*Stored records*.
^^^^

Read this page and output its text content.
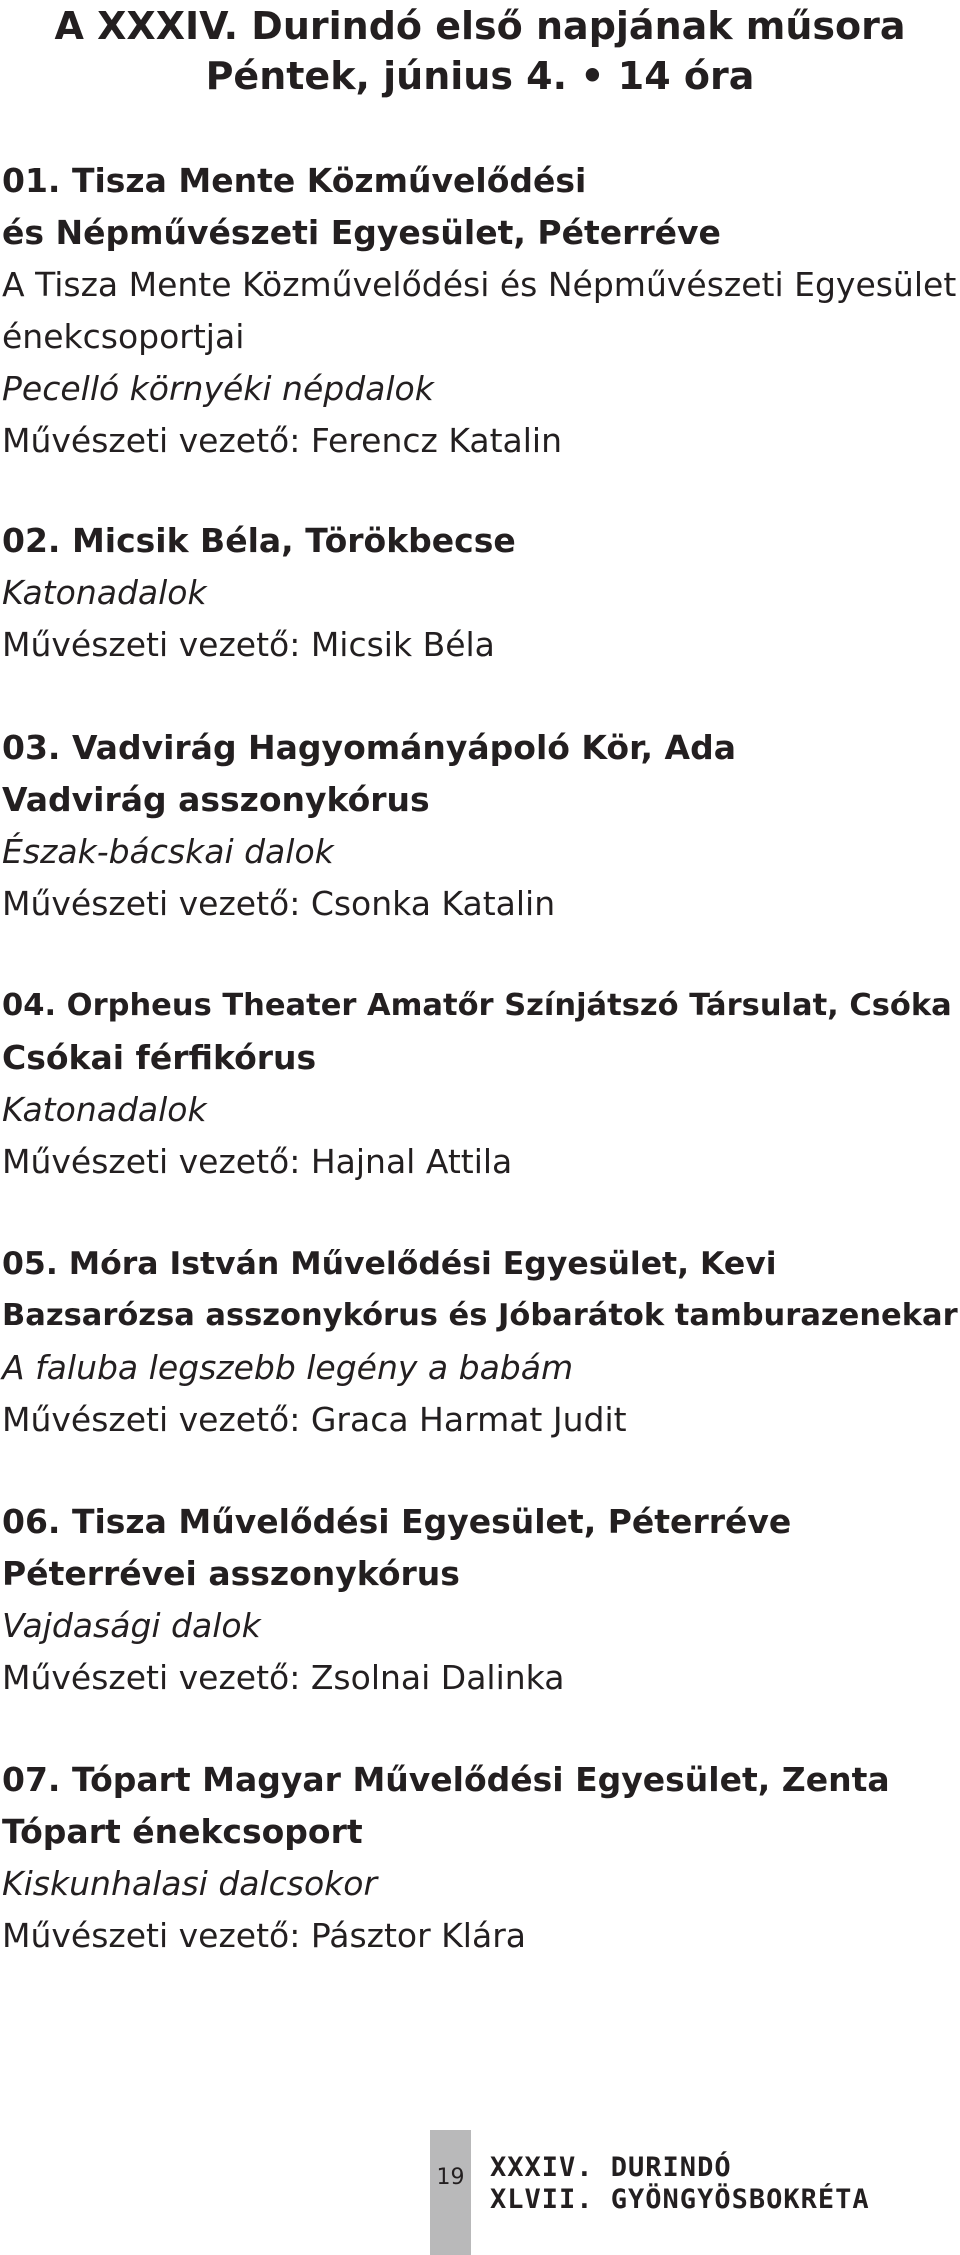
A XXXIV. Durindó első napjának műsora
Péntek, június 4. • 14 óra
01. Tisza Mente Közművelődési
és Népművészeti Egyesület, Péterréve
A Tisza Mente Közművelődési és Népművészeti Egyesület
énekcsoportjai
Pecelló környéki népdalok
Művészeti vezető: Ferencz Katalin
02. Micsik Béla, Törökbecse
Katonadalok
Művészeti vezető: Micsik Béla
03. Vadvirág Hagyományápoló Kör, Ada
Vadvirág asszonykórus
Észak-bácskai dalok
Művészeti vezető: Csonka Katalin
04. Orpheus Theater Amatőr Színjátszó Társulat, Csóka
Csókai férfikórus
Katonadalok
Művészeti vezető: Hajnal Attila
05. Móra István Művelődési Egyesület, Kevi
Bazsarózsa asszonykórus és Jóbarátok tamburazenekar
A faluba legszebb legény a babám
Művészeti vezető: Graca Harmat Judit
06. Tisza Művelődési Egyesület, Péterréve
Péterrévei asszonykórus
Vajdasági dalok
Művészeti vezető: Zsolnai Dalinka
07. Tópart Magyar Művelődési Egyesület, Zenta
Tópart énekcsoport
Kiskunhalasi dalcsokor
Művészeti vezető: Pásztor Klára
19 XXXIV. DURINDÓ
XLVII. GYÖNGYÖSBOKRÉTA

^^^^

*Objective*.
Print each entry shown above with exact wording and no pictures.

*Result*.
Read this page and output its text content.
A XXXIV. Durindó első napjának műsora
Péntek, június 4. • 14 óra
01. Tisza Mente Közművelődési
és Népművészeti Egyesület, Péterréve
A Tisza Mente Közművelődési és Népművészeti Egyesület
énekcsoportjai
Pecelló környéki népdalok
Művészeti vezető: Ferencz Katalin
02. Micsik Béla, Törökbecse
Katonadalok
Művészeti vezető: Micsik Béla
03. Vadvirág Hagyományápoló Kör, Ada
Vadvirág asszonykórus
Észak-bácskai dalok
Művészeti vezető: Csonka Katalin
04. Orpheus Theater Amatőr Színjátszó Társulat, Csóka
Csókai férfikórus
Katonadalok
Művészeti vezető: Hajnal Attila
05. Móra István Művelődési Egyesület, Kevi
Bazsarózsa asszonykórus és Jóbarátok tamburazenekar
A faluba legszebb legény a babám
Művészeti vezető: Graca Harmat Judit
06. Tisza Művelődési Egyesület, Péterréve
Péterrévei asszonykórus
Vajdasági dalok
Művészeti vezető: Zsolnai Dalinka
07. Tópart Magyar Művelődési Egyesület, Zenta
Tópart énekcsoport
Kiskunhalasi dalcsokor
Művészeti vezető: Pásztor Klára
19 XXXIV. DURINDÓ
XLVII. GYÖNGYÖSBOKRÉTA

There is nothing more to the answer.